→ Task to carry out:
Report how many lines in the records below contain the word "check". Give only the number.

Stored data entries
━━━━
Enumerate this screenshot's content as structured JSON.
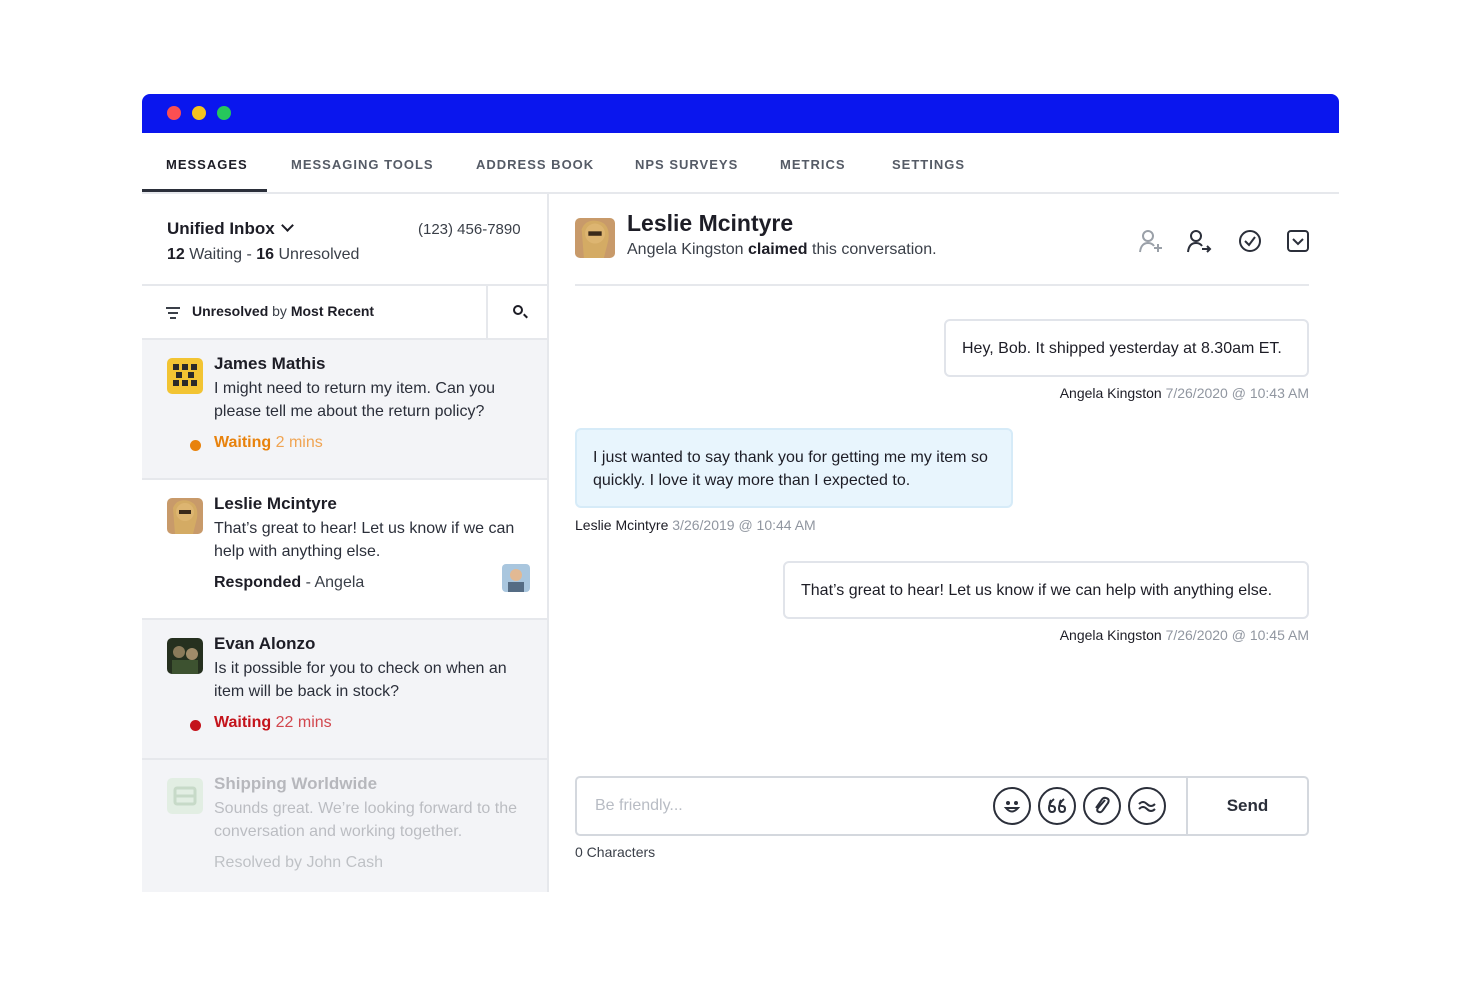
{
  "nav": {
    "tabs": [
      "MESSAGES",
      "MESSAGING TOOLS",
      "ADDRESS BOOK",
      "NPS SURVEYS",
      "METRICS",
      "SETTINGS"
    ],
    "active": "MESSAGES"
  },
  "inbox": {
    "title": "Unified Inbox",
    "phone": "(123) 456-7890",
    "waiting_count": "12",
    "waiting_label": "Waiting -",
    "unresolved_count": "16",
    "unresolved_label": "Unresolved"
  },
  "filter": {
    "status": "Unresolved",
    "by": "by",
    "sort": "Most Recent"
  },
  "conversations": [
    {
      "name": "James Mathis",
      "snippet": "I might need to return my item. Can you please tell me about the return policy?",
      "status": "Waiting",
      "time": "2 mins",
      "status_color": "#e8820c"
    },
    {
      "name": "Leslie Mcintyre",
      "snippet": "That’s great to hear! Let us know if we can help with anything else.",
      "status": "Responded",
      "agent": "- Angela"
    },
    {
      "name": "Evan Alonzo",
      "snippet": "Is it possible for you to check on when an item will be back in stock?",
      "status": "Waiting",
      "time": "22 mins",
      "status_color": "#c4131b"
    },
    {
      "name": "Shipping Worldwide",
      "snippet": "Sounds great. We’re looking forward to the conversation and working together.",
      "status": "Resolved by John Cash"
    }
  ],
  "chat": {
    "name": "Leslie Mcintyre",
    "claim_agent": "Angela Kingston",
    "claim_word": "claimed",
    "claim_rest": "this conversation.",
    "icons": [
      "add-user-icon",
      "transfer-user-icon",
      "resolve-check-icon",
      "dropdown-box-icon"
    ]
  },
  "messages": [
    {
      "text": "Hey, Bob. It shipped yesterday at 8.30am ET.",
      "author": "Angela Kingston",
      "stamp": "7/26/2020 @ 10:43 AM",
      "direction": "out"
    },
    {
      "text": "I just wanted to say thank you for getting me my item so quickly. I love it way more than I expected to.",
      "author": "Leslie Mcintyre",
      "stamp": "3/26/2019 @ 10:44 AM",
      "direction": "in"
    },
    {
      "text": "That’s great to hear! Let us know if we can help with anything else.",
      "author": "Angela Kingston",
      "stamp": "7/26/2020 @ 10:45 AM",
      "direction": "out"
    }
  ],
  "composer": {
    "placeholder": "Be friendly...",
    "icons": [
      "emoji-icon",
      "quote-icon",
      "attach-icon",
      "template-icon"
    ],
    "send": "Send",
    "char_count": "0 Characters"
  },
  "colors": {
    "titlebar": "#0a16ee",
    "waiting_orange": "#e8820c",
    "waiting_red": "#c4131b",
    "incoming_bubble": "#e8f5fd"
  }
}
━━━━
→ Exercise answer:
2